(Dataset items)
________________________
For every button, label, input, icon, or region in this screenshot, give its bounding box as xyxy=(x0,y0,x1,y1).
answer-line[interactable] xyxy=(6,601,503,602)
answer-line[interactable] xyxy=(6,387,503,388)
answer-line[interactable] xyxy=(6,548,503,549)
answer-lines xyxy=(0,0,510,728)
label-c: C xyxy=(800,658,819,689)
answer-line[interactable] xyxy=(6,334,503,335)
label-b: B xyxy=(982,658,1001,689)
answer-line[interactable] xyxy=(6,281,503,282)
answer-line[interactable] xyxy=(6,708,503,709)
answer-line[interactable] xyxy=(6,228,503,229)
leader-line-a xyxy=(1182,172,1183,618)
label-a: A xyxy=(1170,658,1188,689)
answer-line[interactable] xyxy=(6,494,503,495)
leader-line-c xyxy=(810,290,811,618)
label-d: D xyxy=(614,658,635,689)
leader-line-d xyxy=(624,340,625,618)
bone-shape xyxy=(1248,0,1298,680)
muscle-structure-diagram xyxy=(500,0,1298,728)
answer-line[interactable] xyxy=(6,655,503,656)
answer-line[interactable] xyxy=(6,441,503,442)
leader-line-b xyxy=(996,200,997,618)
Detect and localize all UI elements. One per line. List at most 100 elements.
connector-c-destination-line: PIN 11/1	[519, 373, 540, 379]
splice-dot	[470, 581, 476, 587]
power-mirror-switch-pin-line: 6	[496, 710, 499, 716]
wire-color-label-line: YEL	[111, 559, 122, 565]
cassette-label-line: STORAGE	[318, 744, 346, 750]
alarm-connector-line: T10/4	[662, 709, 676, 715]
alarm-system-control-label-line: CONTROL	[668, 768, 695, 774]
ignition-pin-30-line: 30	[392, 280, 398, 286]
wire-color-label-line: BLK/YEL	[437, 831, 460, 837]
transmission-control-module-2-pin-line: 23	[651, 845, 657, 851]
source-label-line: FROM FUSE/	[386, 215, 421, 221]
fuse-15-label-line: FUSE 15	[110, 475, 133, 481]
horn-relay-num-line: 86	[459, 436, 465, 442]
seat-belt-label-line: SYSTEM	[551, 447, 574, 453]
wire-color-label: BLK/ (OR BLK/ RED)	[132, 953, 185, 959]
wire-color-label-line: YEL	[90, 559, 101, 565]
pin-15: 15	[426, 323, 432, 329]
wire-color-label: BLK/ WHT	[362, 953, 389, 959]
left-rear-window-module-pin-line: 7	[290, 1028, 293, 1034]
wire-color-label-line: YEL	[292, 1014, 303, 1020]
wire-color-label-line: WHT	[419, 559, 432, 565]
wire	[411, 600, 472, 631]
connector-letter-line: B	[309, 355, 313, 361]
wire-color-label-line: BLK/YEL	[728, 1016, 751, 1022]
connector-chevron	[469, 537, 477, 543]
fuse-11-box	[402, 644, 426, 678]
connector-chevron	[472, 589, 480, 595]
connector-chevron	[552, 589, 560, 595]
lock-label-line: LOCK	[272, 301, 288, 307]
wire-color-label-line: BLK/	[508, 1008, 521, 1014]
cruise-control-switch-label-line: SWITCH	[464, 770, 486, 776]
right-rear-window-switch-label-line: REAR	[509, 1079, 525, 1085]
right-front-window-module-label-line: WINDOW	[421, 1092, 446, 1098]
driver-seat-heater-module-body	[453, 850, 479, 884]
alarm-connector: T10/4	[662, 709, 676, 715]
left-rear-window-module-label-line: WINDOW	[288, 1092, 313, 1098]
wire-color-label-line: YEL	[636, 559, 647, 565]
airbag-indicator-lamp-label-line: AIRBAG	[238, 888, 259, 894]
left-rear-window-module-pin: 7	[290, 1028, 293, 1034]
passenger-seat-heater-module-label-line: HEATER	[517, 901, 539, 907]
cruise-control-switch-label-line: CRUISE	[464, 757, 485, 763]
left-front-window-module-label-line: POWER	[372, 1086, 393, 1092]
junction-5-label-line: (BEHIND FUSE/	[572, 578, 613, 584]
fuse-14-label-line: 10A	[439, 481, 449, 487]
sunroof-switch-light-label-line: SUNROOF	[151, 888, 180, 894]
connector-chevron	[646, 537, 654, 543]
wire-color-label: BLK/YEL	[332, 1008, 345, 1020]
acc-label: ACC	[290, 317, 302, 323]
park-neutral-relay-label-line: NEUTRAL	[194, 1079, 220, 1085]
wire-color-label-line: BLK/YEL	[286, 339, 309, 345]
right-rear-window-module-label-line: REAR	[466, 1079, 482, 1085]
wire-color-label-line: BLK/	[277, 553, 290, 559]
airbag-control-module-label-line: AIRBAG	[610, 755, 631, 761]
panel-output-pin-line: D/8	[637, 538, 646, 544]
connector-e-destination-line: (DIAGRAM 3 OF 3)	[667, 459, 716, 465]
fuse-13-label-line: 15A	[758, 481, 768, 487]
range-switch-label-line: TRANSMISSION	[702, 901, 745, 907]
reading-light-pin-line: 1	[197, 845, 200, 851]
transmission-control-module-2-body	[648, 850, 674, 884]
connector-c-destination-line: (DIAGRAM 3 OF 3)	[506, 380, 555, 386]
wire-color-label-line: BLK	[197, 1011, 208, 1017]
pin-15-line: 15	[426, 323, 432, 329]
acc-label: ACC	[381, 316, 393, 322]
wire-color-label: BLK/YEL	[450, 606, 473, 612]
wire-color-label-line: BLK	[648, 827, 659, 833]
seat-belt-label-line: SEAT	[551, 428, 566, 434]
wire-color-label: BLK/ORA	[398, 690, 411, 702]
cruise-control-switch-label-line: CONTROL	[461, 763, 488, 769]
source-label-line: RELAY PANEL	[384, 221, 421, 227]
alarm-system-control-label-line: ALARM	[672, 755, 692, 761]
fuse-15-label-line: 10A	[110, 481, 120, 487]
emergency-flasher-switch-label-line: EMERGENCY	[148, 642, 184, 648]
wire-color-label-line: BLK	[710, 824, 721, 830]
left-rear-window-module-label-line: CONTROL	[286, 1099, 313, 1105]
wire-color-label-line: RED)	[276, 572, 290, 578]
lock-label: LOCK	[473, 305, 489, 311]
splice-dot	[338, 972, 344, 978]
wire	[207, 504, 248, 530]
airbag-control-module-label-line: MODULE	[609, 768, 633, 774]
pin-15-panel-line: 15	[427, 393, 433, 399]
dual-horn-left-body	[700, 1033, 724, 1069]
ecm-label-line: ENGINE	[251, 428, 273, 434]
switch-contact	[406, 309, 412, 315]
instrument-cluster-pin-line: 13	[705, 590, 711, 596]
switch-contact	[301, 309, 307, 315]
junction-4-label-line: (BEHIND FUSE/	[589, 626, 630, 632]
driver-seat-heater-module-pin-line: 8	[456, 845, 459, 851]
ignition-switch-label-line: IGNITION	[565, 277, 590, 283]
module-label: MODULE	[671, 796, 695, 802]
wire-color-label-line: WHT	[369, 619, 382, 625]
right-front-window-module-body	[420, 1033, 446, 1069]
________________________
=== Task goal ===
Copy the records again without any change, from the first line through the line containing "710, 499, 716]". Include that final line.

=== Written solution ===
For every button, label, input, icon, or region in this screenshot, give its bounding box as xyxy=(x0,y0,x1,y1).
answer-line[interactable] xyxy=(6,601,503,602)
answer-line[interactable] xyxy=(6,387,503,388)
answer-line[interactable] xyxy=(6,548,503,549)
answer-lines xyxy=(0,0,510,728)
label-c: C xyxy=(800,658,819,689)
answer-line[interactable] xyxy=(6,334,503,335)
label-b: B xyxy=(982,658,1001,689)
answer-line[interactable] xyxy=(6,281,503,282)
answer-line[interactable] xyxy=(6,708,503,709)
answer-line[interactable] xyxy=(6,228,503,229)
leader-line-a xyxy=(1182,172,1183,618)
label-a: A xyxy=(1170,658,1188,689)
answer-line[interactable] xyxy=(6,494,503,495)
leader-line-c xyxy=(810,290,811,618)
label-d: D xyxy=(614,658,635,689)
leader-line-d xyxy=(624,340,625,618)
bone-shape xyxy=(1248,0,1298,680)
muscle-structure-diagram xyxy=(500,0,1298,728)
answer-line[interactable] xyxy=(6,655,503,656)
answer-line[interactable] xyxy=(6,441,503,442)
leader-line-b xyxy=(996,200,997,618)
Detect and localize all UI elements. One per line. List at most 100 elements.
connector-c-destination-line: PIN 11/1	[519, 373, 540, 379]
splice-dot	[470, 581, 476, 587]
power-mirror-switch-pin-line: 6	[496, 710, 499, 716]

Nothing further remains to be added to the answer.